Items listed in a dataset:
========

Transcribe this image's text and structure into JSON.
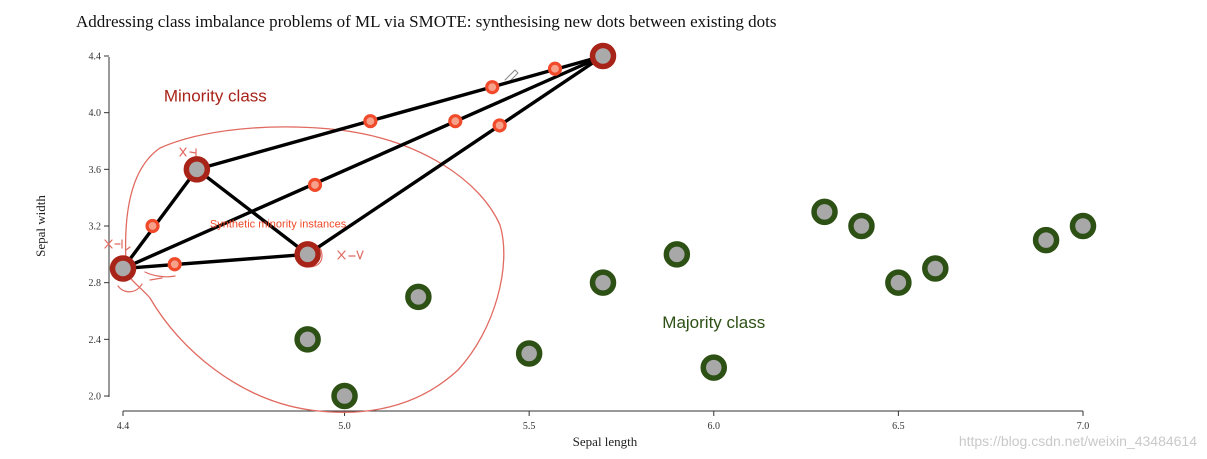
{
  "colors": {
    "minority": "#a82418",
    "minority_center": "#aaaaaa",
    "synthetic": "#f04a2a",
    "majority": "#2d5015",
    "majority_center": "#a8a8a8",
    "lines": "#000000",
    "handwriting": "#e06a60",
    "axis": "#333333"
  },
  "chart_data": {
    "type": "scatter",
    "title": "Addressing class imbalance problems of ML via SMOTE: synthesising new dots between existing dots",
    "xlabel": "Sepal length",
    "ylabel": "Sepal width",
    "xlim": [
      4.4,
      7.0
    ],
    "ylim": [
      2.0,
      4.4
    ],
    "x_ticks": [
      "4.4",
      "5.0",
      "5.5",
      "6.0",
      "6.5",
      "7.0"
    ],
    "y_ticks": [
      "2.0",
      "2.4",
      "2.8",
      "3.2",
      "3.6",
      "4.0",
      "4.4"
    ],
    "grid": false,
    "series": [
      {
        "name": "Minority class",
        "points": [
          {
            "x": 4.4,
            "y": 2.9
          },
          {
            "x": 4.6,
            "y": 3.6
          },
          {
            "x": 4.9,
            "y": 3.0
          },
          {
            "x": 5.7,
            "y": 4.4
          }
        ]
      },
      {
        "name": "Synthetic minority instances",
        "points": [
          {
            "x": 4.48,
            "y": 3.2
          },
          {
            "x": 4.54,
            "y": 2.93
          },
          {
            "x": 4.92,
            "y": 3.49
          },
          {
            "x": 5.07,
            "y": 3.94
          },
          {
            "x": 5.3,
            "y": 3.94
          },
          {
            "x": 5.4,
            "y": 4.18
          },
          {
            "x": 5.42,
            "y": 3.91
          },
          {
            "x": 5.57,
            "y": 4.31
          }
        ]
      },
      {
        "name": "Majority class",
        "points": [
          {
            "x": 4.9,
            "y": 2.4
          },
          {
            "x": 5.0,
            "y": 2.0
          },
          {
            "x": 5.2,
            "y": 2.7
          },
          {
            "x": 5.5,
            "y": 2.3
          },
          {
            "x": 5.7,
            "y": 2.8
          },
          {
            "x": 5.9,
            "y": 3.0
          },
          {
            "x": 6.0,
            "y": 2.2
          },
          {
            "x": 6.3,
            "y": 3.3
          },
          {
            "x": 6.4,
            "y": 3.2
          },
          {
            "x": 6.5,
            "y": 2.8
          },
          {
            "x": 6.6,
            "y": 2.9
          },
          {
            "x": 6.9,
            "y": 3.1
          },
          {
            "x": 7.0,
            "y": 3.2
          }
        ]
      }
    ],
    "connections": [
      {
        "from": {
          "x": 4.4,
          "y": 2.9
        },
        "to": {
          "x": 4.6,
          "y": 3.6
        }
      },
      {
        "from": {
          "x": 4.4,
          "y": 2.9
        },
        "to": {
          "x": 4.9,
          "y": 3.0
        }
      },
      {
        "from": {
          "x": 4.4,
          "y": 2.9
        },
        "to": {
          "x": 5.7,
          "y": 4.4
        }
      },
      {
        "from": {
          "x": 4.6,
          "y": 3.6
        },
        "to": {
          "x": 4.9,
          "y": 3.0
        }
      },
      {
        "from": {
          "x": 4.6,
          "y": 3.6
        },
        "to": {
          "x": 5.7,
          "y": 4.4
        }
      },
      {
        "from": {
          "x": 4.9,
          "y": 3.0
        },
        "to": {
          "x": 5.7,
          "y": 4.4
        }
      }
    ],
    "annotations": {
      "minority_label": {
        "text": "Minority class",
        "x": 4.65,
        "y": 4.08
      },
      "synthetic_label": {
        "text": "Synthetic minority instances",
        "x": 4.82,
        "y": 3.19
      },
      "majority_label": {
        "text": "Majority class",
        "x": 6.0,
        "y": 2.48
      }
    },
    "watermark": "https://blog.csdn.net/weixin_43484614"
  }
}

========

What is being asked |
Wherever a line in the data above holds "Sepal", copy that line.

Response for this exercise |
    "xlabel": "Sepal length",
    "ylabel": "Sepal width",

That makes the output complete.